▶ _Aim of the task_:
Each line containing the word "flood" should be found and copied.
+++ Records shown
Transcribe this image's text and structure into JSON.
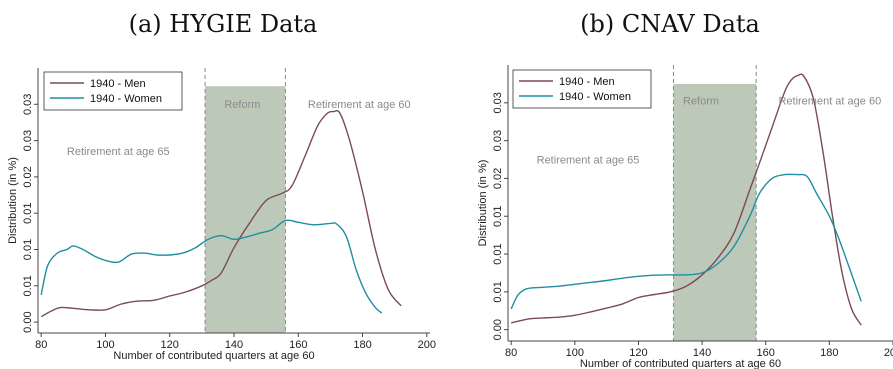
{
  "panels": [
    {
      "title": "(a) HYGIE Data"
    },
    {
      "title": "(b) CNAV Data"
    }
  ],
  "colors": {
    "men": "#7b4a5a",
    "women": "#1f8fa0",
    "reform_band": "#b9c6b4",
    "frame": "#444444"
  },
  "chart_data": [
    {
      "type": "line",
      "title": "(a) HYGIE Data",
      "xlabel": "Number of contributed quarters at age 60",
      "ylabel": "Distribution (in %)",
      "xlim": [
        79,
        201
      ],
      "ylim": [
        -0.3,
        7.0
      ],
      "xticks": [
        80,
        100,
        120,
        140,
        160,
        180,
        200
      ],
      "yticks": [
        0,
        1,
        2,
        3,
        4,
        5,
        6
      ],
      "ytick_labels": [
        "0.00",
        "0.01",
        "0.01",
        "0.01",
        "0.02",
        "0.03",
        "0.03"
      ],
      "grid": false,
      "legend": {
        "position": "top-left",
        "entries": [
          "1940 - Men",
          "1940 - Women"
        ]
      },
      "series": [
        {
          "name": "1940 - Men",
          "color": "#7b4a5a",
          "x": [
            80,
            83,
            86,
            90,
            95,
            100,
            105,
            110,
            115,
            120,
            125,
            130,
            133,
            136,
            140,
            145,
            150,
            155,
            158,
            162,
            166,
            169,
            171,
            173,
            176,
            180,
            184,
            188,
            192
          ],
          "y": [
            0.15,
            0.3,
            0.4,
            0.38,
            0.34,
            0.34,
            0.5,
            0.58,
            0.6,
            0.72,
            0.83,
            1.0,
            1.15,
            1.35,
            2.05,
            2.75,
            3.35,
            3.55,
            3.75,
            4.55,
            5.4,
            5.75,
            5.8,
            5.75,
            5.0,
            3.6,
            2.0,
            0.9,
            0.45
          ]
        },
        {
          "name": "1940 - Women",
          "color": "#1f8fa0",
          "x": [
            80,
            82,
            85,
            88,
            90,
            93,
            97,
            100,
            104,
            108,
            112,
            116,
            120,
            124,
            128,
            132,
            136,
            140,
            144,
            148,
            152,
            156,
            160,
            165,
            170,
            172,
            175,
            178,
            181,
            184,
            186
          ],
          "y": [
            0.75,
            1.55,
            1.9,
            2.0,
            2.1,
            2.0,
            1.8,
            1.7,
            1.65,
            1.87,
            1.9,
            1.85,
            1.85,
            1.9,
            2.05,
            2.28,
            2.38,
            2.28,
            2.35,
            2.45,
            2.55,
            2.8,
            2.75,
            2.68,
            2.72,
            2.7,
            2.35,
            1.45,
            0.8,
            0.4,
            0.25
          ]
        }
      ],
      "bands": [
        {
          "label": "Reform",
          "x": [
            131,
            156
          ]
        }
      ],
      "vlines": [
        131,
        156
      ],
      "annotations": [
        {
          "text": "Reform",
          "x": 137,
          "y": 5.9
        },
        {
          "text": "Retirement at age 60",
          "x": 163,
          "y": 5.9
        },
        {
          "text": "Retirement at age 65",
          "x": 88,
          "y": 4.6
        }
      ]
    },
    {
      "type": "line",
      "title": "(b) CNAV Data",
      "xlabel": "Number of contributed quarters at age 60",
      "ylabel": "Distribution (in %)",
      "xlim": [
        79,
        200
      ],
      "ylim": [
        -0.3,
        7.0
      ],
      "xticks": [
        80,
        100,
        120,
        140,
        160,
        180,
        200
      ],
      "yticks": [
        0,
        1,
        2,
        3,
        4,
        5,
        6
      ],
      "ytick_labels": [
        "0.00",
        "0.01",
        "0.01",
        "0.01",
        "0.02",
        "0.03",
        "0.03"
      ],
      "grid": false,
      "legend": {
        "position": "top-left",
        "entries": [
          "1940 - Men",
          "1940 - Women"
        ]
      },
      "series": [
        {
          "name": "1940 - Men",
          "color": "#7b4a5a",
          "x": [
            80,
            83,
            86,
            90,
            95,
            100,
            105,
            110,
            115,
            120,
            125,
            130,
            135,
            140,
            145,
            150,
            155,
            158,
            162,
            166,
            168,
            170,
            172,
            175,
            178,
            181,
            184,
            187,
            190
          ],
          "y": [
            0.18,
            0.24,
            0.29,
            0.31,
            0.33,
            0.38,
            0.47,
            0.57,
            0.68,
            0.85,
            0.93,
            1.0,
            1.15,
            1.45,
            1.9,
            2.55,
            3.7,
            4.4,
            5.35,
            6.3,
            6.6,
            6.72,
            6.7,
            6.1,
            4.7,
            3.0,
            1.5,
            0.55,
            0.12
          ]
        },
        {
          "name": "1940 - Women",
          "color": "#1f8fa0",
          "x": [
            80,
            82,
            84,
            86,
            90,
            95,
            100,
            105,
            110,
            115,
            120,
            125,
            130,
            135,
            140,
            145,
            150,
            155,
            158,
            162,
            166,
            170,
            173,
            176,
            180,
            183,
            186,
            190
          ],
          "y": [
            0.55,
            0.9,
            1.05,
            1.1,
            1.12,
            1.15,
            1.2,
            1.25,
            1.3,
            1.36,
            1.41,
            1.44,
            1.45,
            1.45,
            1.5,
            1.75,
            2.2,
            3.0,
            3.6,
            4.0,
            4.1,
            4.1,
            4.05,
            3.6,
            3.0,
            2.4,
            1.7,
            0.75
          ]
        }
      ],
      "bands": [
        {
          "label": "Reform",
          "x": [
            131,
            157
          ]
        }
      ],
      "vlines": [
        131,
        157
      ],
      "annotations": [
        {
          "text": "Reform",
          "x": 134,
          "y": 5.95
        },
        {
          "text": "Retirement at age 60",
          "x": 164,
          "y": 5.95
        },
        {
          "text": "Retirement at age 65",
          "x": 88,
          "y": 4.4
        }
      ]
    }
  ]
}
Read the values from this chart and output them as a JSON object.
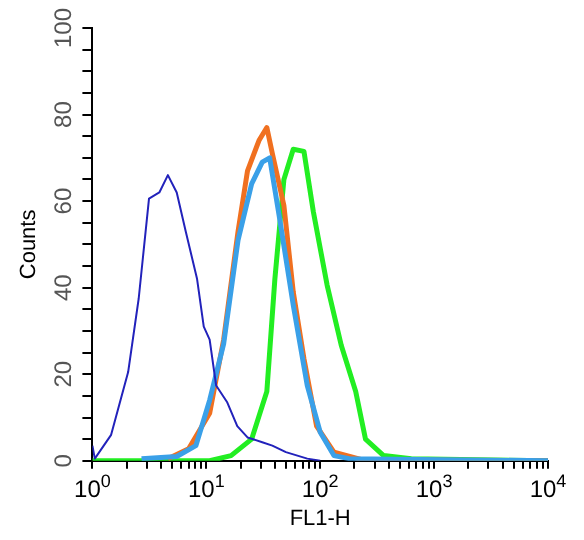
{
  "chart_data": {
    "type": "line",
    "xlabel": "FL1-H",
    "ylabel": "Counts",
    "log": "x",
    "xlim": [
      1,
      10000
    ],
    "ylim": [
      0,
      100
    ],
    "xticks": [
      {
        "value": 1,
        "label": "10$^{0}$"
      },
      {
        "value": 2,
        "label": null
      },
      {
        "value": 3,
        "label": null
      },
      {
        "value": 4,
        "label": null
      },
      {
        "value": 5,
        "label": null
      },
      {
        "value": 6,
        "label": null
      },
      {
        "value": 7,
        "label": null
      },
      {
        "value": 8,
        "label": null
      },
      {
        "value": 9,
        "label": null
      },
      {
        "value": 10,
        "label": "10$^{1}$"
      },
      {
        "value": 20,
        "label": null
      },
      {
        "value": 30,
        "label": null
      },
      {
        "value": 40,
        "label": null
      },
      {
        "value": 50,
        "label": null
      },
      {
        "value": 60,
        "label": null
      },
      {
        "value": 70,
        "label": null
      },
      {
        "value": 80,
        "label": null
      },
      {
        "value": 90,
        "label": null
      },
      {
        "value": 100,
        "label": "10$^{2}$"
      },
      {
        "value": 200,
        "label": null
      },
      {
        "value": 300,
        "label": null
      },
      {
        "value": 400,
        "label": null
      },
      {
        "value": 500,
        "label": null
      },
      {
        "value": 600,
        "label": null
      },
      {
        "value": 700,
        "label": null
      },
      {
        "value": 800,
        "label": null
      },
      {
        "value": 900,
        "label": null
      },
      {
        "value": 1000,
        "label": "10$^{3}$"
      },
      {
        "value": 2000,
        "label": null
      },
      {
        "value": 3000,
        "label": null
      },
      {
        "value": 4000,
        "label": null
      },
      {
        "value": 5000,
        "label": null
      },
      {
        "value": 6000,
        "label": null
      },
      {
        "value": 7000,
        "label": null
      },
      {
        "value": 8000,
        "label": null
      },
      {
        "value": 9000,
        "label": null
      },
      {
        "value": 10000,
        "label": "10$^{4}$"
      }
    ],
    "yticks": [
      0,
      {
        "value": 5,
        "label": null
      },
      {
        "value": 10,
        "label": null
      },
      {
        "value": 15,
        "label": null
      },
      20,
      {
        "value": 25,
        "label": null
      },
      {
        "value": 30,
        "label": null
      },
      {
        "value": 35,
        "label": null
      },
      40,
      {
        "value": 45,
        "label": null
      },
      {
        "value": 50,
        "label": null
      },
      {
        "value": 55,
        "label": null
      },
      60,
      {
        "value": 65,
        "label": null
      },
      {
        "value": 70,
        "label": null
      },
      {
        "value": 75,
        "label": null
      },
      80,
      {
        "value": 85,
        "label": null
      },
      {
        "value": 90,
        "label": null
      },
      {
        "value": 95,
        "label": null
      },
      100
    ],
    "grid": false,
    "legend": false,
    "marker": "none",
    "line_style": "solid",
    "series": [
      {
        "color": "#2222bb",
        "x": [
          1,
          1.05,
          1.46,
          2.06,
          2.55,
          3.14,
          3.87,
          4.6,
          5.5,
          6.6,
          8.3,
          9.5,
          10.7,
          12.2,
          15.2,
          18.7,
          23,
          31,
          38,
          50,
          77,
          100
        ],
        "values": [
          3.5,
          0.5,
          6,
          20.5,
          37.5,
          60.6,
          62,
          66,
          62,
          53,
          42,
          31,
          28,
          17.4,
          13.6,
          8,
          5.4,
          4.3,
          3.5,
          2,
          0.5,
          0
        ]
      },
      {
        "color": "#3aa0e8",
        "x": [
          2.7,
          5.5,
          8.1,
          10.7,
          14.2,
          19,
          25,
          31,
          36,
          44,
          58,
          77,
          100,
          132,
          180,
          10000
        ],
        "values": [
          0.5,
          1,
          3.5,
          14,
          27,
          51,
          64,
          69,
          70,
          56,
          36,
          17.4,
          6.6,
          1.2,
          0.5,
          0
        ]
      },
      {
        "color": "#f07020",
        "x": [
          4.6,
          7,
          10.7,
          14.2,
          19,
          23,
          29,
          34,
          38,
          48,
          58,
          72,
          93,
          132,
          236,
          10000
        ],
        "values": [
          0.5,
          2.8,
          11,
          28,
          53,
          67,
          74,
          77,
          71,
          59,
          39,
          23.6,
          8,
          2,
          0.2,
          0
        ]
      },
      {
        "color": "#22ee22",
        "x": [
          1,
          10.7,
          16.5,
          25,
          34,
          40,
          48,
          58,
          72,
          87,
          115,
          153,
          205,
          250,
          360,
          630,
          10000
        ],
        "values": [
          0,
          0,
          1.2,
          5,
          16,
          42,
          65,
          72,
          71.5,
          57.6,
          40.6,
          26.7,
          16,
          5,
          1.2,
          0.5,
          0
        ]
      }
    ]
  }
}
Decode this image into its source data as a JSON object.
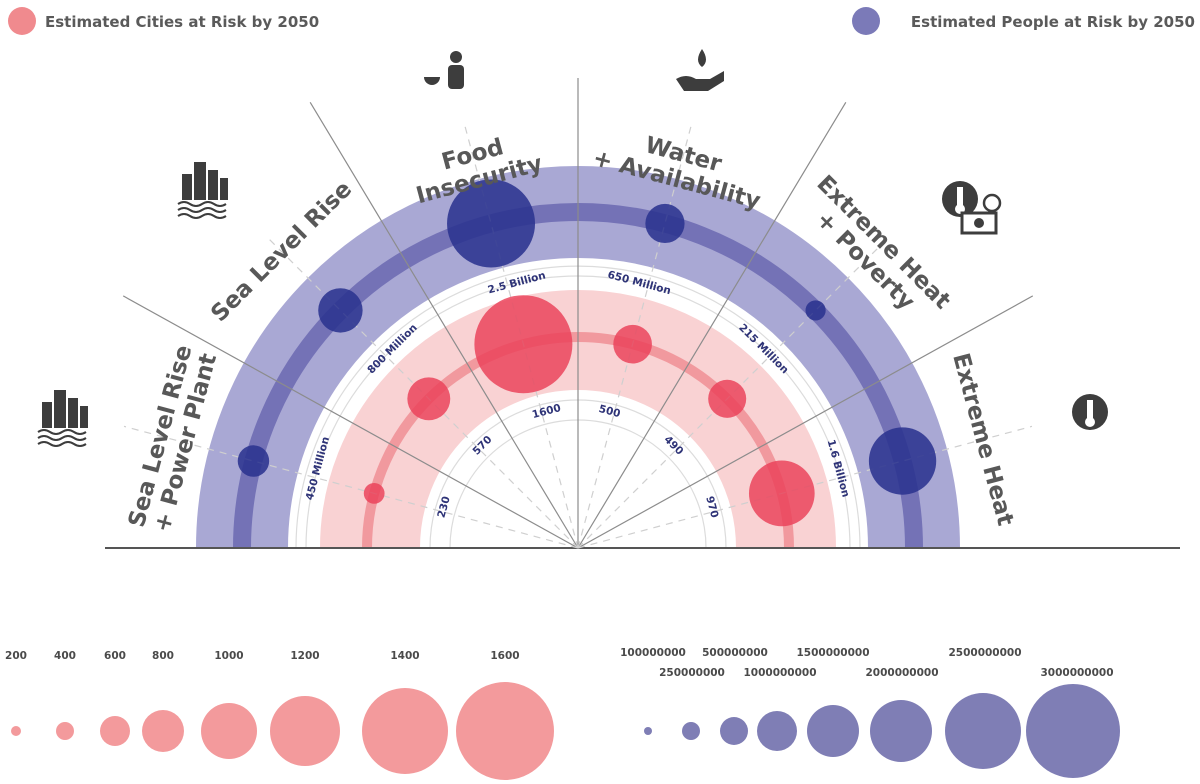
{
  "chart_data": {
    "type": "radial-bubble",
    "legend": {
      "cities": {
        "label": "Estimated Cities at Risk by 2050",
        "color": "#f08a8e",
        "placement": "top-left"
      },
      "people": {
        "label": "Estimated People at Risk by 2050",
        "color": "#7b7ab8",
        "placement": "top-right"
      }
    },
    "categories": [
      {
        "label_lines": [
          "Sea Level Rise",
          "+ Power Plant"
        ],
        "icon": "factory-flood-icon",
        "cities": 230,
        "people": 450000000,
        "people_label": "450 Million",
        "cities_label": "230"
      },
      {
        "label_lines": [
          "Sea Level Rise"
        ],
        "icon": "buildings-flood-icon",
        "cities": 570,
        "people": 800000000,
        "people_label": "800 Million",
        "cities_label": "570"
      },
      {
        "label_lines": [
          "Food",
          "Insecurity"
        ],
        "icon": "person-bowl-icon",
        "cities": 1600,
        "people": 2500000000,
        "people_label": "2.5 Billion",
        "cities_label": "1600"
      },
      {
        "label_lines": [
          "Water",
          "+ Availability"
        ],
        "icon": "hand-water-drop-icon",
        "cities": 500,
        "people": 650000000,
        "people_label": "650 Million",
        "cities_label": "500"
      },
      {
        "label_lines": [
          "Extreme Heat",
          "+ Poverty"
        ],
        "icon": "thermometer-money-icon",
        "cities": 490,
        "people": 215000000,
        "people_label": "215 Million",
        "cities_label": "490"
      },
      {
        "label_lines": [
          "Extreme Heat"
        ],
        "icon": "thermometer-globe-icon",
        "cities": 970,
        "people": 1600000000,
        "people_label": "1.6 Billion",
        "cities_label": "970"
      }
    ],
    "size_legend_cities": {
      "values": [
        200,
        400,
        600,
        800,
        1000,
        1200,
        1400,
        1600
      ],
      "labels": [
        "200",
        "400",
        "600",
        "800",
        "1000",
        "1200",
        "1400",
        "1600"
      ]
    },
    "size_legend_people": {
      "values": [
        100000000,
        250000000,
        500000000,
        1000000000,
        1500000000,
        2000000000,
        2500000000,
        3000000000
      ],
      "labels": [
        "100000000",
        "250000000",
        "500000000",
        "1000000000",
        "1500000000",
        "2000000000",
        "2500000000",
        "3000000000"
      ]
    },
    "colors": {
      "people_band": "#a9a8d4",
      "people_track": "#7472b6",
      "people_bubble": "#2b3390",
      "cities_band": "#f9d2d3",
      "cities_track": "#f1999e",
      "cities_bubble": "#ea3f58",
      "text": "#585858"
    }
  }
}
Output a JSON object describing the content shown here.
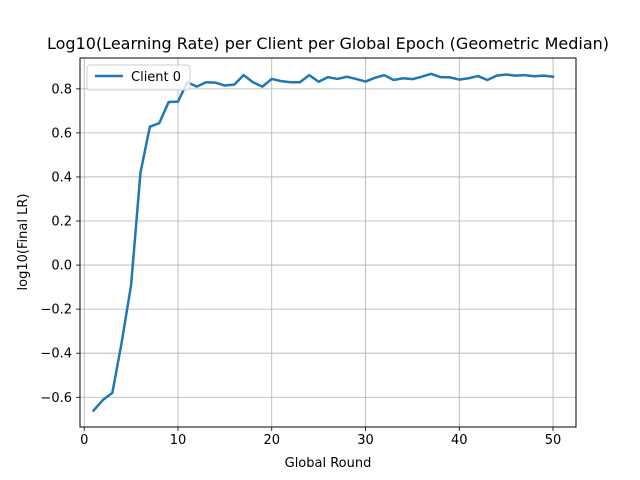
{
  "chart_data": {
    "type": "line",
    "title": "Log10(Learning Rate) per Client per Global Epoch (Geometric Median)",
    "xlabel": "Global Round",
    "ylabel": "log10(Final LR)",
    "xlim": [
      -0.45,
      52.45
    ],
    "ylim": [
      -0.735,
      0.94
    ],
    "xticks": [
      0,
      10,
      20,
      30,
      40,
      50
    ],
    "yticks": [
      -0.6,
      -0.4,
      -0.2,
      0.0,
      0.2,
      0.4,
      0.6,
      0.8
    ],
    "xtick_labels": [
      "0",
      "10",
      "20",
      "30",
      "40",
      "50"
    ],
    "ytick_labels": [
      "−0.6",
      "−0.4",
      "−0.2",
      "0.0",
      "0.2",
      "0.4",
      "0.6",
      "0.8"
    ],
    "grid": true,
    "legend_position": "top-left",
    "series": [
      {
        "name": "Client 0",
        "color": "#1f77b4",
        "x": [
          1,
          2,
          3,
          4,
          5,
          6,
          7,
          8,
          9,
          10,
          11,
          12,
          13,
          14,
          15,
          16,
          17,
          18,
          19,
          20,
          21,
          22,
          23,
          24,
          25,
          26,
          27,
          28,
          29,
          30,
          31,
          32,
          33,
          34,
          35,
          36,
          37,
          38,
          39,
          40,
          41,
          42,
          43,
          44,
          45,
          46,
          47,
          48,
          49,
          50
        ],
        "y": [
          -0.66,
          -0.612,
          -0.58,
          -0.35,
          -0.09,
          0.42,
          0.628,
          0.644,
          0.74,
          0.742,
          0.83,
          0.81,
          0.83,
          0.828,
          0.815,
          0.819,
          0.862,
          0.83,
          0.81,
          0.845,
          0.835,
          0.83,
          0.83,
          0.862,
          0.832,
          0.853,
          0.845,
          0.855,
          0.845,
          0.833,
          0.85,
          0.862,
          0.84,
          0.848,
          0.844,
          0.855,
          0.868,
          0.853,
          0.852,
          0.842,
          0.848,
          0.858,
          0.84,
          0.86,
          0.865,
          0.86,
          0.862,
          0.857,
          0.86,
          0.855
        ]
      }
    ]
  }
}
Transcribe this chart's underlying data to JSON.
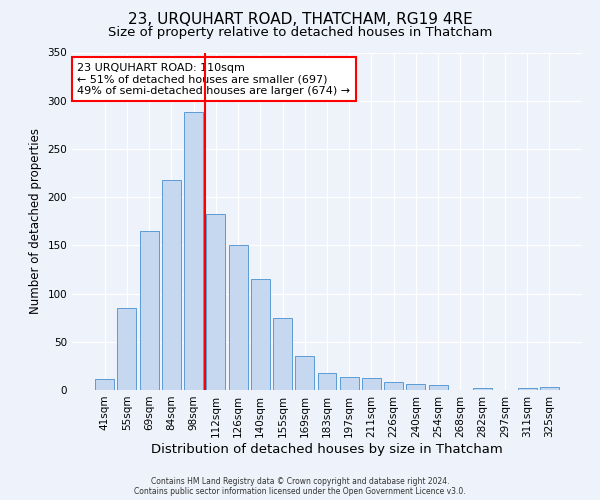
{
  "title": "23, URQUHART ROAD, THATCHAM, RG19 4RE",
  "subtitle": "Size of property relative to detached houses in Thatcham",
  "xlabel": "Distribution of detached houses by size in Thatcham",
  "ylabel": "Number of detached properties",
  "bar_labels": [
    "41sqm",
    "55sqm",
    "69sqm",
    "84sqm",
    "98sqm",
    "112sqm",
    "126sqm",
    "140sqm",
    "155sqm",
    "169sqm",
    "183sqm",
    "197sqm",
    "211sqm",
    "226sqm",
    "240sqm",
    "254sqm",
    "268sqm",
    "282sqm",
    "297sqm",
    "311sqm",
    "325sqm"
  ],
  "bar_values": [
    11,
    85,
    165,
    218,
    288,
    183,
    150,
    115,
    75,
    35,
    18,
    13,
    12,
    8,
    6,
    5,
    0,
    2,
    0,
    2,
    3
  ],
  "bar_color": "#c5d8f0",
  "bar_edge_color": "#5b9bd5",
  "reference_line_x": 4.5,
  "reference_line_label": "23 URQUHART ROAD: 110sqm",
  "annotation_line1": "← 51% of detached houses are smaller (697)",
  "annotation_line2": "49% of semi-detached houses are larger (674) →",
  "ylim": [
    0,
    350
  ],
  "footer_line1": "Contains HM Land Registry data © Crown copyright and database right 2024.",
  "footer_line2": "Contains public sector information licensed under the Open Government Licence v3.0.",
  "title_fontsize": 11,
  "subtitle_fontsize": 9.5,
  "ylabel_fontsize": 8.5,
  "xlabel_fontsize": 9.5,
  "annotation_fontsize": 8,
  "background_color": "#eef2fa"
}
++++++
▶ _Response to the exercise_:
        "icon": "factory-flood-icon",
        "icon": "buildings-flood-icon",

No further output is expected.